PROVIDED DATA start

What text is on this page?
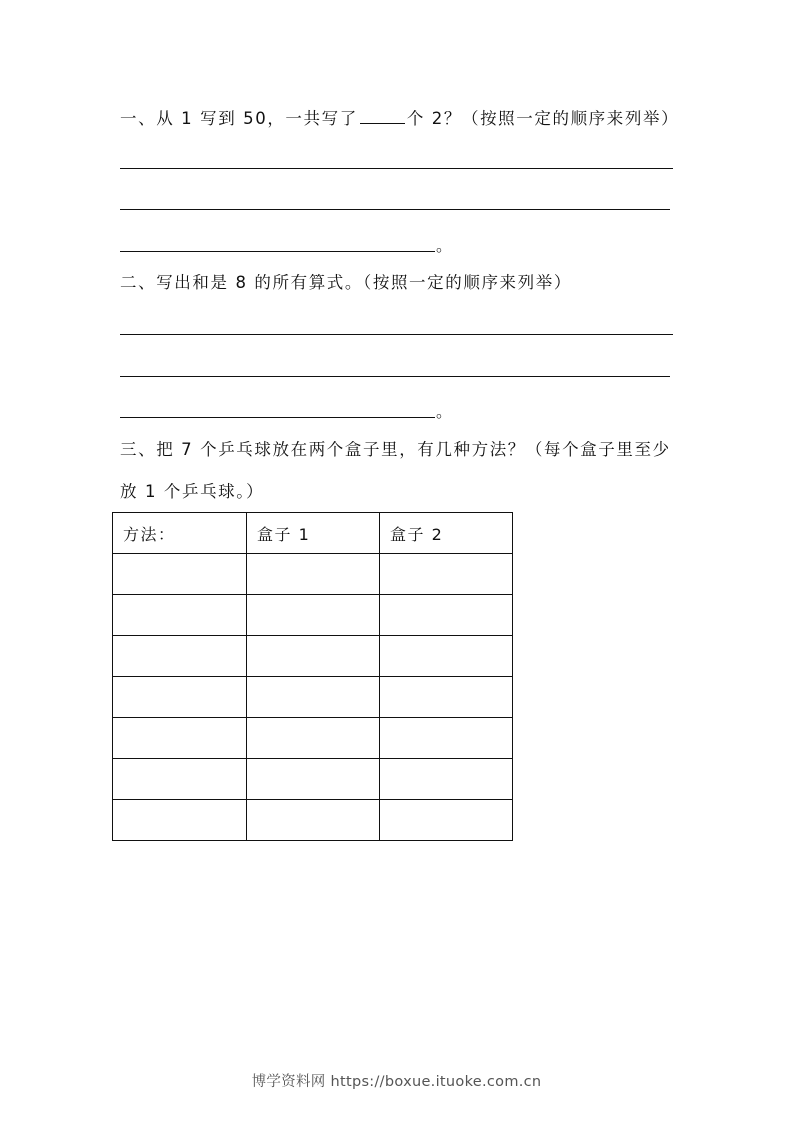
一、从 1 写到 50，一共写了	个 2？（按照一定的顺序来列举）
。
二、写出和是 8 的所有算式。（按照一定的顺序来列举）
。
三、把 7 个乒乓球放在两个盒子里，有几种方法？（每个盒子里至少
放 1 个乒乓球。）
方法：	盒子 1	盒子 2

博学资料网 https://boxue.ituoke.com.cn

PROVIDED DATA end
PROVIDED DATA start

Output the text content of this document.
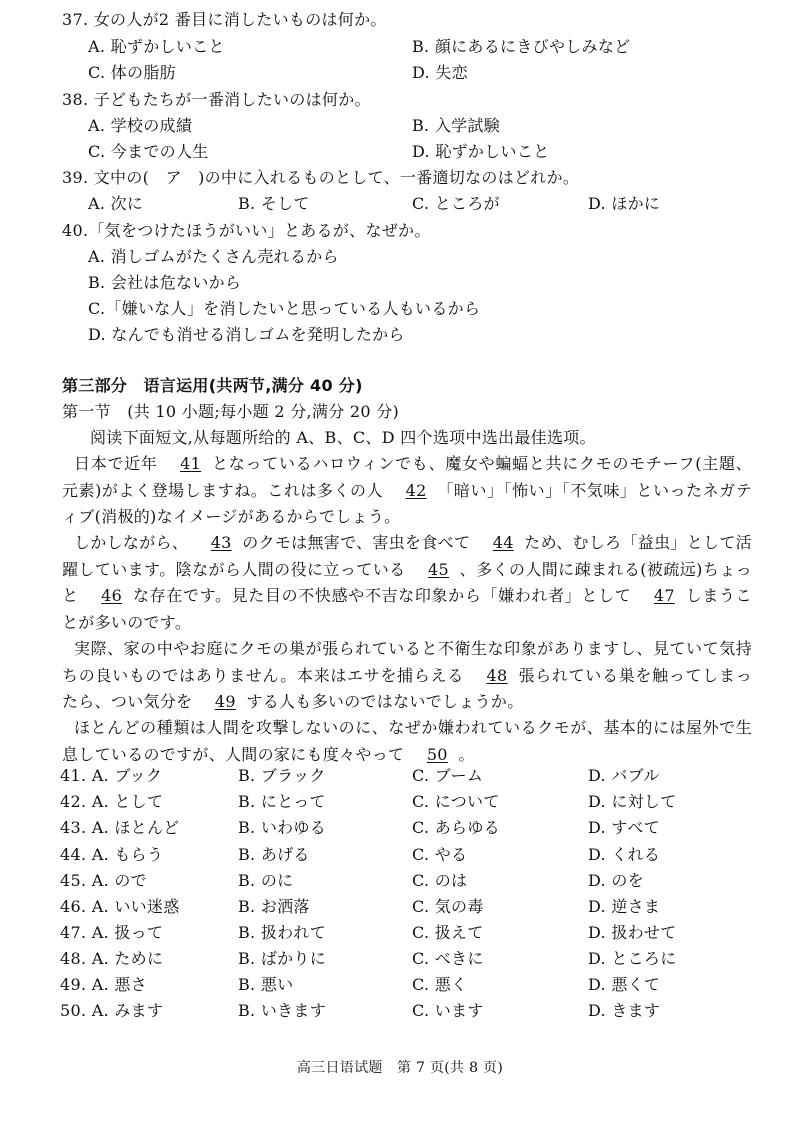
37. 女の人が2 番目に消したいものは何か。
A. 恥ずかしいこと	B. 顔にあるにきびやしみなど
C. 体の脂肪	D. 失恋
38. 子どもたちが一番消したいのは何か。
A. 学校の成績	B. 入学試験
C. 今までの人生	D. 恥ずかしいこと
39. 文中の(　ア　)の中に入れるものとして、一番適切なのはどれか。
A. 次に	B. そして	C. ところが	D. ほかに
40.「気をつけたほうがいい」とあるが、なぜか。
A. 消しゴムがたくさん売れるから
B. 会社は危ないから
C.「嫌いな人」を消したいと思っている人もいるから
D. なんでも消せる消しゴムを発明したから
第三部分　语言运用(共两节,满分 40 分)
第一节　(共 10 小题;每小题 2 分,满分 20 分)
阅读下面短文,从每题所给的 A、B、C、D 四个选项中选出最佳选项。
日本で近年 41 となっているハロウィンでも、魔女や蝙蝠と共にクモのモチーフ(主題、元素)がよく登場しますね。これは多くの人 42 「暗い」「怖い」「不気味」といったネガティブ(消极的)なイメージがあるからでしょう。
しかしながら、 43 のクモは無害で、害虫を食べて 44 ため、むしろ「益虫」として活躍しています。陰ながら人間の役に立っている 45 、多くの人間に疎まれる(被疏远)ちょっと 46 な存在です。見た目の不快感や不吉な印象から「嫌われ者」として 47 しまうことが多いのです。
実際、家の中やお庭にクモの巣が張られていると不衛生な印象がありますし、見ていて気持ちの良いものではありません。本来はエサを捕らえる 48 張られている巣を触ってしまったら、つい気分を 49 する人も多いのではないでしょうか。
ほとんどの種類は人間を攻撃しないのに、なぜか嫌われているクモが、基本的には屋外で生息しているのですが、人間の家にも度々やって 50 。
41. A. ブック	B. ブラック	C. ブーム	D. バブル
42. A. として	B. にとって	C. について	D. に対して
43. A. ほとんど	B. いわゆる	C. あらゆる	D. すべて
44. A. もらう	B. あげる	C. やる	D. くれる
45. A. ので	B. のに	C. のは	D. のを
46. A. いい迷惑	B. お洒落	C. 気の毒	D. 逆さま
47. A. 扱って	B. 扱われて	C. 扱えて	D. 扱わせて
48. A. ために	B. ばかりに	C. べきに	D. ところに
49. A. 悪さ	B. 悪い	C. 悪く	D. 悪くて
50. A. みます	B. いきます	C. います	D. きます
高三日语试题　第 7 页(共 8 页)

PROVIDED DATA end

◆ **SET PROBLEM**:
Select the lines from the entries that include the word "按照一定的顺序来列举".

◆ **TASK RESPONSE**:
一、从 1 写到 50，一共写了	个 2？（按照一定的顺序来列举）
二、写出和是 8 的所有算式。（按照一定的顺序来列举）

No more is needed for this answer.